- [Given exercise] Return all lines that include the string "title".

- [Records provided]
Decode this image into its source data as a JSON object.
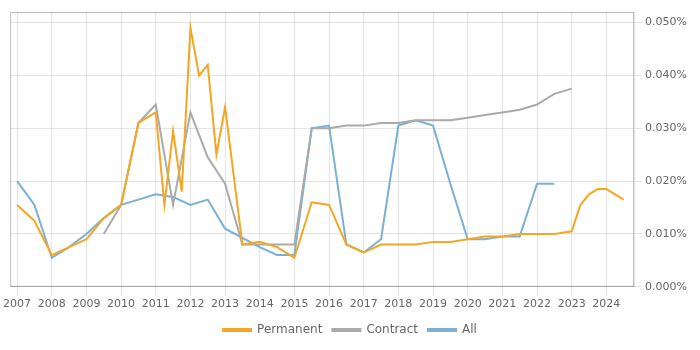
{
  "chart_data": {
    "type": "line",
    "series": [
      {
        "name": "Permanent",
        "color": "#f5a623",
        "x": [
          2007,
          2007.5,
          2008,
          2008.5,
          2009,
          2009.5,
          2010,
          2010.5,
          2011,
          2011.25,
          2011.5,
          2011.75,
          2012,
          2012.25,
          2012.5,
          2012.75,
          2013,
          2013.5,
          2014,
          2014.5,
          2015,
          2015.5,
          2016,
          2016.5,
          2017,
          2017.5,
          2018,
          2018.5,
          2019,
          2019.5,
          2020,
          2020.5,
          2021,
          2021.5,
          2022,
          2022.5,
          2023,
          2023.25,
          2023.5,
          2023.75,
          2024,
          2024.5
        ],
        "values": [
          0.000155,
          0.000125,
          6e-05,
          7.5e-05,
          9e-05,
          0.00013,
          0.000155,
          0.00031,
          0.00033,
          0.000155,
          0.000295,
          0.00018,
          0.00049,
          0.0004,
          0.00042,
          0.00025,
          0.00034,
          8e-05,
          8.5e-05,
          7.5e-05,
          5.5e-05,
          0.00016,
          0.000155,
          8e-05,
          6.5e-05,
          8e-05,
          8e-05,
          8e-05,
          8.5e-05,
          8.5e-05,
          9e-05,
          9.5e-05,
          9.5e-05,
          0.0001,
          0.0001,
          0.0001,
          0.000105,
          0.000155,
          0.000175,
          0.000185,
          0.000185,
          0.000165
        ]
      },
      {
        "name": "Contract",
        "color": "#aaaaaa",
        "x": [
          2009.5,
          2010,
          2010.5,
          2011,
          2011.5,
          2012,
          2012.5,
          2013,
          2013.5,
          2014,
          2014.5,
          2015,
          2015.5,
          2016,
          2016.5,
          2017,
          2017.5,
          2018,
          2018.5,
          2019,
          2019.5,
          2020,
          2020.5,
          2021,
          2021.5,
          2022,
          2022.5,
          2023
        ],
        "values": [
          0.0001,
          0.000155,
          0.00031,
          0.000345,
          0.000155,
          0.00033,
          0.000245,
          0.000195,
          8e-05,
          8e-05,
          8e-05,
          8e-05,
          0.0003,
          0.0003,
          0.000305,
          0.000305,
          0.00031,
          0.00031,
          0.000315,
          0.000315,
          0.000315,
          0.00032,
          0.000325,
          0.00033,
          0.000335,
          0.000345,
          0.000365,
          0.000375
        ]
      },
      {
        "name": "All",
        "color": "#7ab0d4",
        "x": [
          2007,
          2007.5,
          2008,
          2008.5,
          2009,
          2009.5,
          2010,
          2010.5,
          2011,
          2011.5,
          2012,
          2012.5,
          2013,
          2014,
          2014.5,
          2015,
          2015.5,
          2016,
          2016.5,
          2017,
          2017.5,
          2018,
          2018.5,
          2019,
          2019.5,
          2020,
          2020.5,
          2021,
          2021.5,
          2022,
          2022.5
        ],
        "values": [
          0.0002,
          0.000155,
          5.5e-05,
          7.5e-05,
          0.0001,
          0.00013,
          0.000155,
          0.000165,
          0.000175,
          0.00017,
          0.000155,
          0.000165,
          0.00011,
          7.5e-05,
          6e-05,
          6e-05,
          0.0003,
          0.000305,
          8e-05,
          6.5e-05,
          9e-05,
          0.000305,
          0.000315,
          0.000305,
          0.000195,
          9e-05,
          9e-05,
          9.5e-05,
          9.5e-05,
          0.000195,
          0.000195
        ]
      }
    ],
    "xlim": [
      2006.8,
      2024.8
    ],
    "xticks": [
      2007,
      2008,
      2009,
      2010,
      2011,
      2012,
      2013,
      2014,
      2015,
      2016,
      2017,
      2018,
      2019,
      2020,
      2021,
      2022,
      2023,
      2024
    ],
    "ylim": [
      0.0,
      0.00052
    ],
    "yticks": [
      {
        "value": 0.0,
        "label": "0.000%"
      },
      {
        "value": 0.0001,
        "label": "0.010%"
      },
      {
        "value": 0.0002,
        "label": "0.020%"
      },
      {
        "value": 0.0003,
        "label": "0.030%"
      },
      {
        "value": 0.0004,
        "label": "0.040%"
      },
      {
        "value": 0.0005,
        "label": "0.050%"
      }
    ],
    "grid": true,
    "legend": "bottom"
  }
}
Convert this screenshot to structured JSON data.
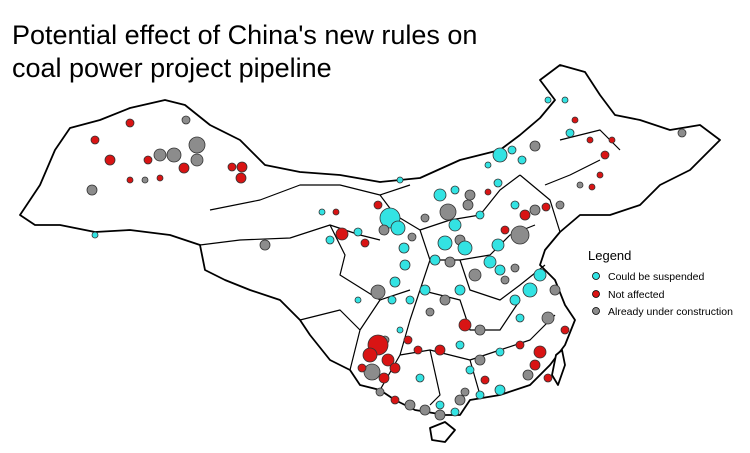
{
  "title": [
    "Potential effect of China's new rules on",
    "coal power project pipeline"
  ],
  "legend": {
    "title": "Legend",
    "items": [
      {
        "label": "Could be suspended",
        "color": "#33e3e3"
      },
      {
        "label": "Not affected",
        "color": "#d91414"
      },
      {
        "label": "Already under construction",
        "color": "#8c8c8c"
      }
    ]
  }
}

...

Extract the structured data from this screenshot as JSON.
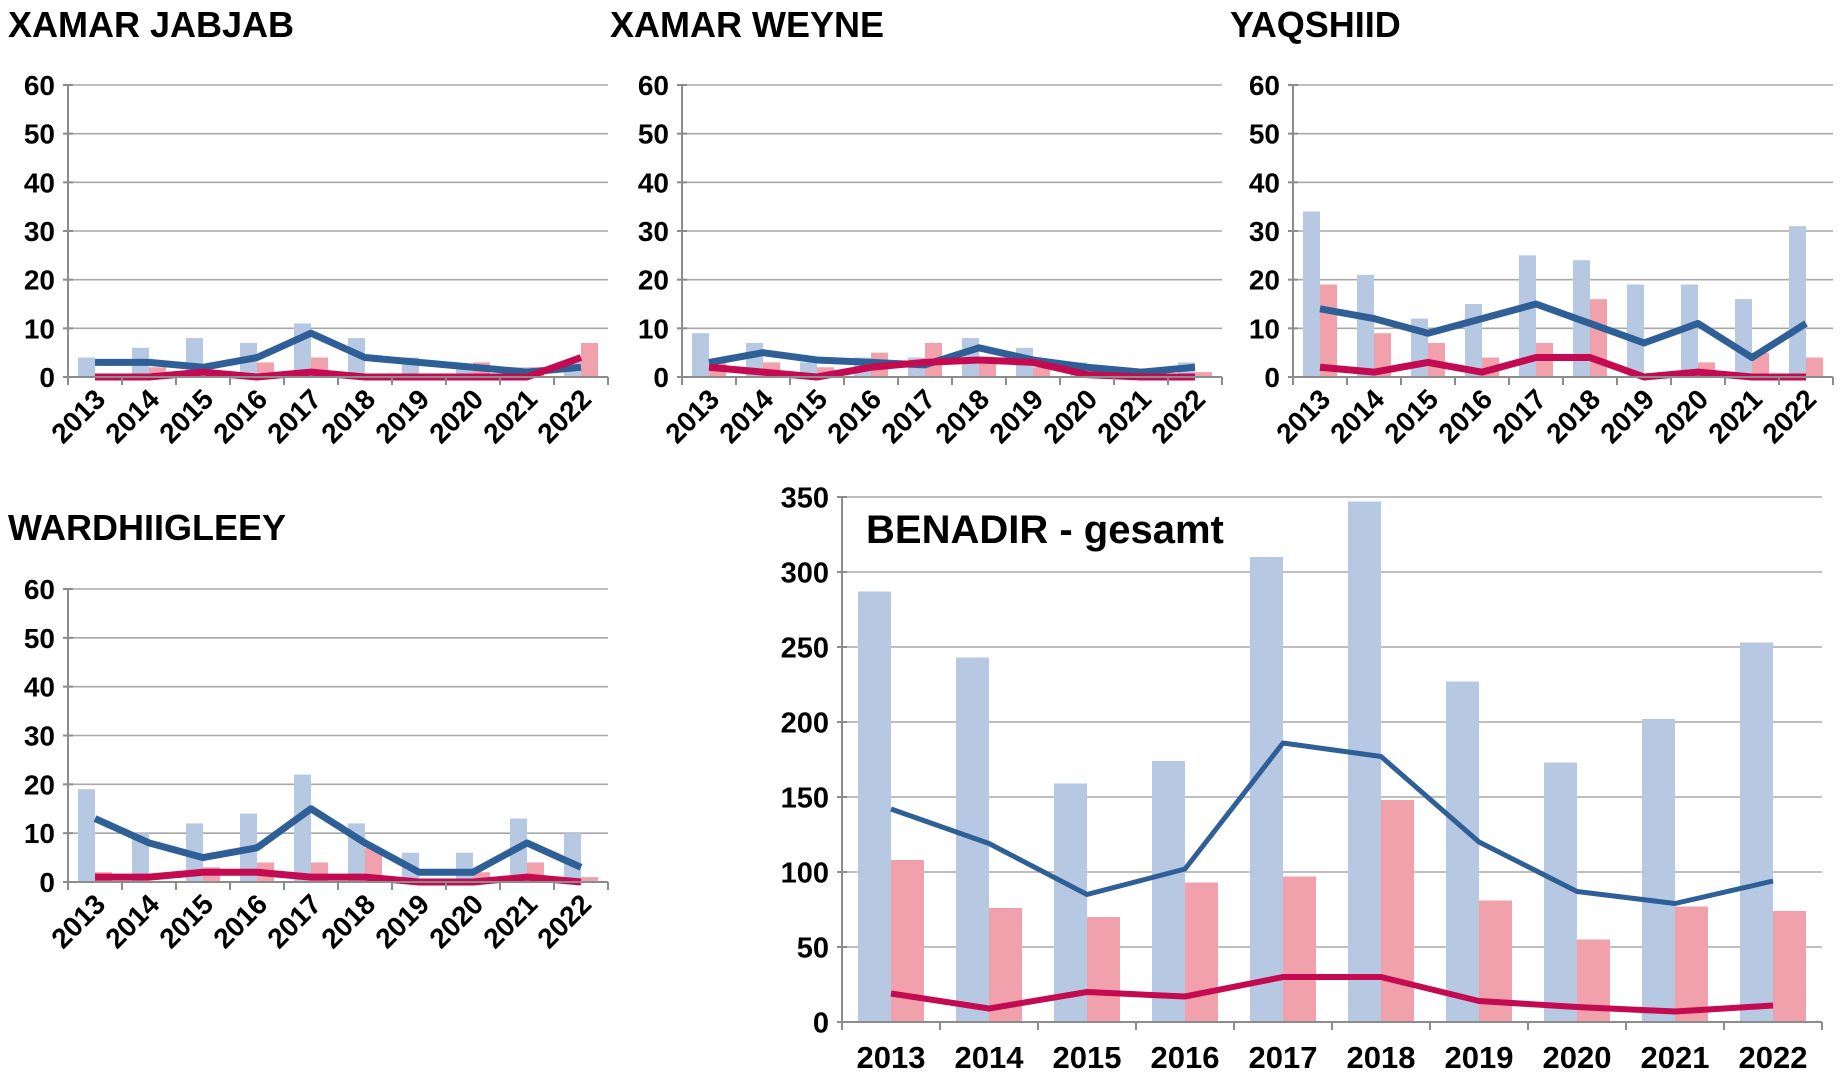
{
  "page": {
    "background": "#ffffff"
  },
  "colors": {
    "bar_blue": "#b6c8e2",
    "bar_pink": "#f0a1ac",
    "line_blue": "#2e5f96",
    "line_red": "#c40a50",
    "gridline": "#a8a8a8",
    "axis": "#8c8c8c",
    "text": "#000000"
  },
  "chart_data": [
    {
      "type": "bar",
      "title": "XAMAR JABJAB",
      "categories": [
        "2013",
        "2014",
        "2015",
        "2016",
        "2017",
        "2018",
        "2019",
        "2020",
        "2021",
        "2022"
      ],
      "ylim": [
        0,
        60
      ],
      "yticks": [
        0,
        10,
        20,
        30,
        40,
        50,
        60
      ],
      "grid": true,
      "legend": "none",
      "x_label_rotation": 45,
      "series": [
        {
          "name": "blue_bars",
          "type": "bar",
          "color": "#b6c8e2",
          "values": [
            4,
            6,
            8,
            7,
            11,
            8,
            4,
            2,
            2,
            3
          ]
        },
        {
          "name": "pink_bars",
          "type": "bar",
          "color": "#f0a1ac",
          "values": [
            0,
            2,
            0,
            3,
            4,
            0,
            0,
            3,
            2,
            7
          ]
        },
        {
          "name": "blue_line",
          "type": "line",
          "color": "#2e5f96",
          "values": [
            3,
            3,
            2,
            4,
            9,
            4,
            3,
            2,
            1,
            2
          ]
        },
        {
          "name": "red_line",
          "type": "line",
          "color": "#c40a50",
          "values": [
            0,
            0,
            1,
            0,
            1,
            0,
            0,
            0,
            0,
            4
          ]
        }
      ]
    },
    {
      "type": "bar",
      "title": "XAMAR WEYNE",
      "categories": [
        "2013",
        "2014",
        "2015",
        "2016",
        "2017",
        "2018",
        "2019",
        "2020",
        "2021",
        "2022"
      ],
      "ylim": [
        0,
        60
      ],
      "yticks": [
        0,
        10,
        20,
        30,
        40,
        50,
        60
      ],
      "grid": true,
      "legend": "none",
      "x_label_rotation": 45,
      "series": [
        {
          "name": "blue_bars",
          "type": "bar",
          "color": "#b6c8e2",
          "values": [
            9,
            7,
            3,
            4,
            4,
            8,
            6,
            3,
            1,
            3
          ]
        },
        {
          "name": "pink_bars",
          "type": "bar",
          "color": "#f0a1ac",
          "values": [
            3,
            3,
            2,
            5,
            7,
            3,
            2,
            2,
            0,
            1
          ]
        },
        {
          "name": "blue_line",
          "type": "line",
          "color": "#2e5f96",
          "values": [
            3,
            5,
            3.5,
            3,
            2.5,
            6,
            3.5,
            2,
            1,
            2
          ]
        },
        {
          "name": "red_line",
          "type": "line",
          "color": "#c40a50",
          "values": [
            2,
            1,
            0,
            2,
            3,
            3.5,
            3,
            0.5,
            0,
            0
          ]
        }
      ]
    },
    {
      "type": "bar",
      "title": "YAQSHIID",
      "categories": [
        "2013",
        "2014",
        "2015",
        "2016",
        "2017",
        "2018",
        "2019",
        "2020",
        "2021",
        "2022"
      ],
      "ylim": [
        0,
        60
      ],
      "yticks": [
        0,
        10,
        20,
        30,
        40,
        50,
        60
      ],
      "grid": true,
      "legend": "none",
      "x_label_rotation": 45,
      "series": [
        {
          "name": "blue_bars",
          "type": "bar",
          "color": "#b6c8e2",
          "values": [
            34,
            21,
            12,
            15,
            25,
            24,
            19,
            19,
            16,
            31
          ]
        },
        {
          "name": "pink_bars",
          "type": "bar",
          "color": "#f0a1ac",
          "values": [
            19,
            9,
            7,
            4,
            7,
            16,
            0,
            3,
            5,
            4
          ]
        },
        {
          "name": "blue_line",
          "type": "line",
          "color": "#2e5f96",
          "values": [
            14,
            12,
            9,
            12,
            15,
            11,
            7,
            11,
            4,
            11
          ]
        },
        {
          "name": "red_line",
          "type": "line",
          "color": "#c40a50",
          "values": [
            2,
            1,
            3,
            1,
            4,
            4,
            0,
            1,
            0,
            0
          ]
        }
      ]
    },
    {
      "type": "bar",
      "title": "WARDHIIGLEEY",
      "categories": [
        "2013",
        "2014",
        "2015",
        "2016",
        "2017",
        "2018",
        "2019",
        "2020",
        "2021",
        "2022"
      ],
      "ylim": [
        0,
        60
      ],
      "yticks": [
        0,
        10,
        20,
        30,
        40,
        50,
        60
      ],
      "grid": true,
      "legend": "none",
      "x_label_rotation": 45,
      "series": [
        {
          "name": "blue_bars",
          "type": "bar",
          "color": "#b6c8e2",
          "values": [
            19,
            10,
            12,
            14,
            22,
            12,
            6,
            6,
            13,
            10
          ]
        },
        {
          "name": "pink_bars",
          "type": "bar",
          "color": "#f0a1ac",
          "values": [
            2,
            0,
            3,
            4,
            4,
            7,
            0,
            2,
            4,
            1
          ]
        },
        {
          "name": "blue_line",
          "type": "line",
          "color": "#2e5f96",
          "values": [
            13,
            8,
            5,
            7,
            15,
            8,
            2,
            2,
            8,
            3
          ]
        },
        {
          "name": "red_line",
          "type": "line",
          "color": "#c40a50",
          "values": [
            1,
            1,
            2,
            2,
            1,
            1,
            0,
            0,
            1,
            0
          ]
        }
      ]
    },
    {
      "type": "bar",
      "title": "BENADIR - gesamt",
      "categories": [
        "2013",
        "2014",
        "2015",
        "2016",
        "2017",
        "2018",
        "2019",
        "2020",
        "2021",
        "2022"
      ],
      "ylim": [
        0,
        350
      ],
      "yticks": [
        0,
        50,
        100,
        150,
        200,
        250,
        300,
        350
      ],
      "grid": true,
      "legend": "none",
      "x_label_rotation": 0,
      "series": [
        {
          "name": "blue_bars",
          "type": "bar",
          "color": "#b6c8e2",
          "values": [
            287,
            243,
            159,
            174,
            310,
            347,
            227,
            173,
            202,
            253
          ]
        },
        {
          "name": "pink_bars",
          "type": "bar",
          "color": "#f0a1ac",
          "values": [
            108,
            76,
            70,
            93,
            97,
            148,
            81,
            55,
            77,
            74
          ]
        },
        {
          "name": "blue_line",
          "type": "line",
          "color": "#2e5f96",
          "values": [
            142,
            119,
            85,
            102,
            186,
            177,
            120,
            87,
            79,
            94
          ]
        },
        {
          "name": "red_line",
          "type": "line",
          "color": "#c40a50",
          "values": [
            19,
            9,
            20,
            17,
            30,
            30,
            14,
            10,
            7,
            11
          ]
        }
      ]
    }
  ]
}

- [Answer to this problem]
  "title": [
    "title": "Legend",
      "title": "XAMAR JABJAB",
      "title": "XAMAR WEYNE",
      "title": "YAQSHIID",
      "title": "WARDHIIGLEEY",
      "title": "BENADIR - gesamt",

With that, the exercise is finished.